RECORDS SHOWN:
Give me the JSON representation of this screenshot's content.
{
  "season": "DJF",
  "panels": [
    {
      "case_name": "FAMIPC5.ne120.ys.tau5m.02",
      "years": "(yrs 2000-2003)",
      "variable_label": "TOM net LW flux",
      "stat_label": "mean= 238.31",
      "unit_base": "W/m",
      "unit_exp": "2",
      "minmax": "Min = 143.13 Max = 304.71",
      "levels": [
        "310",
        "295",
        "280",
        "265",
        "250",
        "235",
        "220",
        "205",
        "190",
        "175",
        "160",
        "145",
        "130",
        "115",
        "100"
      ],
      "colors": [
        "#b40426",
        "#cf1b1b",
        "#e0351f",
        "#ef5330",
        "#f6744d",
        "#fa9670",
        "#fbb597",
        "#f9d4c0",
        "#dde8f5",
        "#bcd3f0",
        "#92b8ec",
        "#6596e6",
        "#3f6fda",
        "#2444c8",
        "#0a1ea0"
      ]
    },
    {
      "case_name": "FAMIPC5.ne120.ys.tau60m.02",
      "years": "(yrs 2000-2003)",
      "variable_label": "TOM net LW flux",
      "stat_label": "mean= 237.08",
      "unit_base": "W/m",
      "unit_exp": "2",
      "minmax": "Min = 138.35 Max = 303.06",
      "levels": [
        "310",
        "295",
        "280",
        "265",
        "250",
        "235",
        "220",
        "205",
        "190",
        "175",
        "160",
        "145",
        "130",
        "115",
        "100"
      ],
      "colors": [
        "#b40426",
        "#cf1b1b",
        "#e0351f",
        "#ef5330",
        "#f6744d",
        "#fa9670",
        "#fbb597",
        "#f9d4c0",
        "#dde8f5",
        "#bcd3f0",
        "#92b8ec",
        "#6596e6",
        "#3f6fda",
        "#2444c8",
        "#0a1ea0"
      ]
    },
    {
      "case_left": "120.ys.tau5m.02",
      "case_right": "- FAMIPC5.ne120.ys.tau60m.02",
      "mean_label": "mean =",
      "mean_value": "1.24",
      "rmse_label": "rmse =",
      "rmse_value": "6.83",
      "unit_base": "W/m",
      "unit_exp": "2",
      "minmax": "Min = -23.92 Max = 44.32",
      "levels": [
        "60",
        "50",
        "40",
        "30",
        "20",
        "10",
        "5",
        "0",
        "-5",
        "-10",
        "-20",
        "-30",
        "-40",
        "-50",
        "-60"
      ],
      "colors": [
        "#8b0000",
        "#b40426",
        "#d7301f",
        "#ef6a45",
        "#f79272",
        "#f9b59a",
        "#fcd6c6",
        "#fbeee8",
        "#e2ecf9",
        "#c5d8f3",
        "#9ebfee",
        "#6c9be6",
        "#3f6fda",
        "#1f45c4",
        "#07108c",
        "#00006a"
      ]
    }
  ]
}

STATED TASK: Return the whole listing exactly, with every line included.

CORRECT OUTPUT:
Give me the JSON representation of this screenshot's content.
{
  "season": "DJF",
  "panels": [
    {
      "case_name": "FAMIPC5.ne120.ys.tau5m.02",
      "years": "(yrs 2000-2003)",
      "variable_label": "TOM net LW flux",
      "stat_label": "mean= 238.31",
      "unit_base": "W/m",
      "unit_exp": "2",
      "minmax": "Min = 143.13 Max = 304.71",
      "levels": [
        "310",
        "295",
        "280",
        "265",
        "250",
        "235",
        "220",
        "205",
        "190",
        "175",
        "160",
        "145",
        "130",
        "115",
        "100"
      ],
      "colors": [
        "#b40426",
        "#cf1b1b",
        "#e0351f",
        "#ef5330",
        "#f6744d",
        "#fa9670",
        "#fbb597",
        "#f9d4c0",
        "#dde8f5",
        "#bcd3f0",
        "#92b8ec",
        "#6596e6",
        "#3f6fda",
        "#2444c8",
        "#0a1ea0"
      ]
    },
    {
      "case_name": "FAMIPC5.ne120.ys.tau60m.02",
      "years": "(yrs 2000-2003)",
      "variable_label": "TOM net LW flux",
      "stat_label": "mean= 237.08",
      "unit_base": "W/m",
      "unit_exp": "2",
      "minmax": "Min = 138.35 Max = 303.06",
      "levels": [
        "310",
        "295",
        "280",
        "265",
        "250",
        "235",
        "220",
        "205",
        "190",
        "175",
        "160",
        "145",
        "130",
        "115",
        "100"
      ],
      "colors": [
        "#b40426",
        "#cf1b1b",
        "#e0351f",
        "#ef5330",
        "#f6744d",
        "#fa9670",
        "#fbb597",
        "#f9d4c0",
        "#dde8f5",
        "#bcd3f0",
        "#92b8ec",
        "#6596e6",
        "#3f6fda",
        "#2444c8",
        "#0a1ea0"
      ]
    },
    {
      "case_left": "120.ys.tau5m.02",
      "case_right": "- FAMIPC5.ne120.ys.tau60m.02",
      "mean_label": "mean =",
      "mean_value": "1.24",
      "rmse_label": "rmse =",
      "rmse_value": "6.83",
      "unit_base": "W/m",
      "unit_exp": "2",
      "minmax": "Min = -23.92 Max = 44.32",
      "levels": [
        "60",
        "50",
        "40",
        "30",
        "20",
        "10",
        "5",
        "0",
        "-5",
        "-10",
        "-20",
        "-30",
        "-40",
        "-50",
        "-60"
      ],
      "colors": [
        "#8b0000",
        "#b40426",
        "#d7301f",
        "#ef6a45",
        "#f79272",
        "#f9b59a",
        "#fcd6c6",
        "#fbeee8",
        "#e2ecf9",
        "#c5d8f3",
        "#9ebfee",
        "#6c9be6",
        "#3f6fda",
        "#1f45c4",
        "#07108c",
        "#00006a"
      ]
    }
  ]
}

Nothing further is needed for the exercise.